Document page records
# # # # # # #

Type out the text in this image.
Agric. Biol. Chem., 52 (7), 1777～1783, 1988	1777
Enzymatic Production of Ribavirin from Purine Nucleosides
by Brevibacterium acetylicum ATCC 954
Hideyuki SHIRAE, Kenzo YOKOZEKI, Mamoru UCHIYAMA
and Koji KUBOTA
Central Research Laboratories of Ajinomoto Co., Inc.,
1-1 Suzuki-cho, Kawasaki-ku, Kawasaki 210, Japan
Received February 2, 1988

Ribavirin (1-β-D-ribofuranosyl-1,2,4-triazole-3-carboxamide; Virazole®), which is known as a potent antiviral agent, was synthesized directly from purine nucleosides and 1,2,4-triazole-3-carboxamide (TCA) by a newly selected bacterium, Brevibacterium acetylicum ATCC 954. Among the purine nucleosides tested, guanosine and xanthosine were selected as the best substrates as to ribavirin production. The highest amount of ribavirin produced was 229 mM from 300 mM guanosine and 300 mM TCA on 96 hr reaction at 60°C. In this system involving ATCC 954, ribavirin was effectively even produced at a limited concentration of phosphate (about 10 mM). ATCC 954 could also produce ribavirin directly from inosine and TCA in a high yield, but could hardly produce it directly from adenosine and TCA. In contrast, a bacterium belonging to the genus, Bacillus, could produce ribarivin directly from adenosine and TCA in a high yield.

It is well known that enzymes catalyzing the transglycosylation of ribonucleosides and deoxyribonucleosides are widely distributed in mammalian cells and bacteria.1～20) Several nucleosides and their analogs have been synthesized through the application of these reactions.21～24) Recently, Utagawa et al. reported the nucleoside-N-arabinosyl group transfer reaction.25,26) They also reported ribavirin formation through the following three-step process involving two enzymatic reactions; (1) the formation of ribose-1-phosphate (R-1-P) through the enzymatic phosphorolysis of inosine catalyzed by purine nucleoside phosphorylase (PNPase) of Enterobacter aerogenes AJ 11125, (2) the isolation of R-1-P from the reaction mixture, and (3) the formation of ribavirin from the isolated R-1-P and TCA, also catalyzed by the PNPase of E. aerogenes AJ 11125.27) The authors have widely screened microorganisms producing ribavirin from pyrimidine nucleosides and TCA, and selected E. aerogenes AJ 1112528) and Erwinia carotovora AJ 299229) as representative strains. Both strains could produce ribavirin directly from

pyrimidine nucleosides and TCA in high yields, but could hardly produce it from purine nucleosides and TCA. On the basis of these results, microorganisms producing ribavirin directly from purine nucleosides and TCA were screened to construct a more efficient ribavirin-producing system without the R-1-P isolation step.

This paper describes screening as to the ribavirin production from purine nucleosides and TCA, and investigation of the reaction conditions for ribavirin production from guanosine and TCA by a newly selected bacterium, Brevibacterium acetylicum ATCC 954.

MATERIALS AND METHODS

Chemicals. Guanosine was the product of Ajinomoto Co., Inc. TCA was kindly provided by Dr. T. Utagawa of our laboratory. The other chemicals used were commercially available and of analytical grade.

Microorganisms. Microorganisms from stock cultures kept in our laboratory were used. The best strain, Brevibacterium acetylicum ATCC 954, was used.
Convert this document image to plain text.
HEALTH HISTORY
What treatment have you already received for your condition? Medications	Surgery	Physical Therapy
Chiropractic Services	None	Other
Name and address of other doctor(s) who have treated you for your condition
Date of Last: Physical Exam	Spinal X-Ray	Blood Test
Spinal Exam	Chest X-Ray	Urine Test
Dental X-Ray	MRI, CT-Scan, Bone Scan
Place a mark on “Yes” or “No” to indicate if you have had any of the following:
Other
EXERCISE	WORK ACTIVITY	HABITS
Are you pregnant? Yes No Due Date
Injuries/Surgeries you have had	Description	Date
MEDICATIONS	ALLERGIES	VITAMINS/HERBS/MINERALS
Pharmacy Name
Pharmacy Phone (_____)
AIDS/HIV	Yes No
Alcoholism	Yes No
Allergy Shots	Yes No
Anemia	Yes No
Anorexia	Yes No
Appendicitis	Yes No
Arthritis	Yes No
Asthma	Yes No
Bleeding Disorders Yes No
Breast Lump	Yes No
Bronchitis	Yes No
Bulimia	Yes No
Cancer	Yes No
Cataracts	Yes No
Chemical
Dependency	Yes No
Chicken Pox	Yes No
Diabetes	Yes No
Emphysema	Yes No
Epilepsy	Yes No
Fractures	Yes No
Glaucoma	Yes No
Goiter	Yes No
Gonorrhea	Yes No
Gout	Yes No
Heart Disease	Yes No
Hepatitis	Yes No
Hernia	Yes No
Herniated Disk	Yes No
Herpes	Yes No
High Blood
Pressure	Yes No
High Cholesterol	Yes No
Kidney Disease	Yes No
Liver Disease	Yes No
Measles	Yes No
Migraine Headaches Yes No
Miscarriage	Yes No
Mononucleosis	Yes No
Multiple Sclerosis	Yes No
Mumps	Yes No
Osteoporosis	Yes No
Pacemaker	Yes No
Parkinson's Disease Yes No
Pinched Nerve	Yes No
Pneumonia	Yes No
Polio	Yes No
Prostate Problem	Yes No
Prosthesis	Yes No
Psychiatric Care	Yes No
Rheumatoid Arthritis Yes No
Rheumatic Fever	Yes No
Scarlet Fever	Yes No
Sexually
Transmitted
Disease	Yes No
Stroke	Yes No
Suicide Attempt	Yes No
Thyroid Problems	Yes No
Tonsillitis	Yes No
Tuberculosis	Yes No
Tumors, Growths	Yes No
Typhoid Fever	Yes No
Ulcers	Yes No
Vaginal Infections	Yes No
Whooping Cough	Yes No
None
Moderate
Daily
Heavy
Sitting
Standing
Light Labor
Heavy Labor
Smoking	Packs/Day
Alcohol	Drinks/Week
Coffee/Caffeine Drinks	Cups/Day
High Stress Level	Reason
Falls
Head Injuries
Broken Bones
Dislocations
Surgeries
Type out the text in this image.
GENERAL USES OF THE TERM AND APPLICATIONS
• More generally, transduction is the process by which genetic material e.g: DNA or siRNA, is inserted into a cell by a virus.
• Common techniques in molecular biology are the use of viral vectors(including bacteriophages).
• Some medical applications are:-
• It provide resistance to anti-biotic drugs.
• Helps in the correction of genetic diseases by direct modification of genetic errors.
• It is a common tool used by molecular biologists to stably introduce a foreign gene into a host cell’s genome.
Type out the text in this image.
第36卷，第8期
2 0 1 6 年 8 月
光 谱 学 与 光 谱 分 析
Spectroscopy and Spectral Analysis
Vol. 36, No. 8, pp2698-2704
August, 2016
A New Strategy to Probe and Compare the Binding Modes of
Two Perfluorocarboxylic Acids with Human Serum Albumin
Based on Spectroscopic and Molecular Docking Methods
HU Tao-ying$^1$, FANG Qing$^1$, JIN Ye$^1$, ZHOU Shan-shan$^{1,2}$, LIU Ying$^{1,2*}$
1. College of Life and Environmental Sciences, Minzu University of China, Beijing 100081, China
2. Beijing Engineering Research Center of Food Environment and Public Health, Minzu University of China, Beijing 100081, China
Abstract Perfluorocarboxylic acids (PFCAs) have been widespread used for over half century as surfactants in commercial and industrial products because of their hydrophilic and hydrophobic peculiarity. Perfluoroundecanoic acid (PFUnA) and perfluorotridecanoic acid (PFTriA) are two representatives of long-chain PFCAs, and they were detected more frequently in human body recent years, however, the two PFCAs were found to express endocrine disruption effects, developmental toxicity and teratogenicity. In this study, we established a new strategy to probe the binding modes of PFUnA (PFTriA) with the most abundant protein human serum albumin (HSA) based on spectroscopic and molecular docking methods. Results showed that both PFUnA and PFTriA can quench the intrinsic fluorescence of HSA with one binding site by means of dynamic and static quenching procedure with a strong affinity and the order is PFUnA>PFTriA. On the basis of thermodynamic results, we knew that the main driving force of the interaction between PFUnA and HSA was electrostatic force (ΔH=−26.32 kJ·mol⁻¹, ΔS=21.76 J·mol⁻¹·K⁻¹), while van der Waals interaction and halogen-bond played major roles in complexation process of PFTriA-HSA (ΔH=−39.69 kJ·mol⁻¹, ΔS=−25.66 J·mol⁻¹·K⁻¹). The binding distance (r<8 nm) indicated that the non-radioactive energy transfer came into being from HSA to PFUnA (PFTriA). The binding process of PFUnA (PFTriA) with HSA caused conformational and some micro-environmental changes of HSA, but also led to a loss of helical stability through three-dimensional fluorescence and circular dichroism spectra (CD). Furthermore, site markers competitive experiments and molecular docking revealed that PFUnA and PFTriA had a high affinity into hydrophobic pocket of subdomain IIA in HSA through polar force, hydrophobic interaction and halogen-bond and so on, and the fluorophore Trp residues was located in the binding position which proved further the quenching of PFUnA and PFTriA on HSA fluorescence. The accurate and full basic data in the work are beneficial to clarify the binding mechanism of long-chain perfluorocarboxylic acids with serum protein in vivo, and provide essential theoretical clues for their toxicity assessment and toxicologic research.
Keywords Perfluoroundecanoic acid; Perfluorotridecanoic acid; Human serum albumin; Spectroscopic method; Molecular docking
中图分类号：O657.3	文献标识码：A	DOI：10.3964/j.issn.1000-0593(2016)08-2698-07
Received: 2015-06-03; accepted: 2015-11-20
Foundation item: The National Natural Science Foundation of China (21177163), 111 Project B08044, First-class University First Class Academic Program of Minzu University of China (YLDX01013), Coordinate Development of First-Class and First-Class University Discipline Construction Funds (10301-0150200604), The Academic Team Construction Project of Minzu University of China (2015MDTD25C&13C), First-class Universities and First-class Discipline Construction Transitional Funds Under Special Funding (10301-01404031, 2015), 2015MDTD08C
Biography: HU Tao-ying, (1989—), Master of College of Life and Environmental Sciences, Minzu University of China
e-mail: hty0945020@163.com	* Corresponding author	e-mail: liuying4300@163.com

# # # # # # #

Aim of the task
If a line above includes the string "Ajinomoto", pick it out.

Completed task
Central Research Laboratories of Ajinomoto Co., Inc.,
Chemicals. Guanosine was the product of Ajinomoto Co., Inc. TCA was kindly provided by Dr. T. Utagawa of our laboratory. The other chemicals used were commercially available and of analytical grade.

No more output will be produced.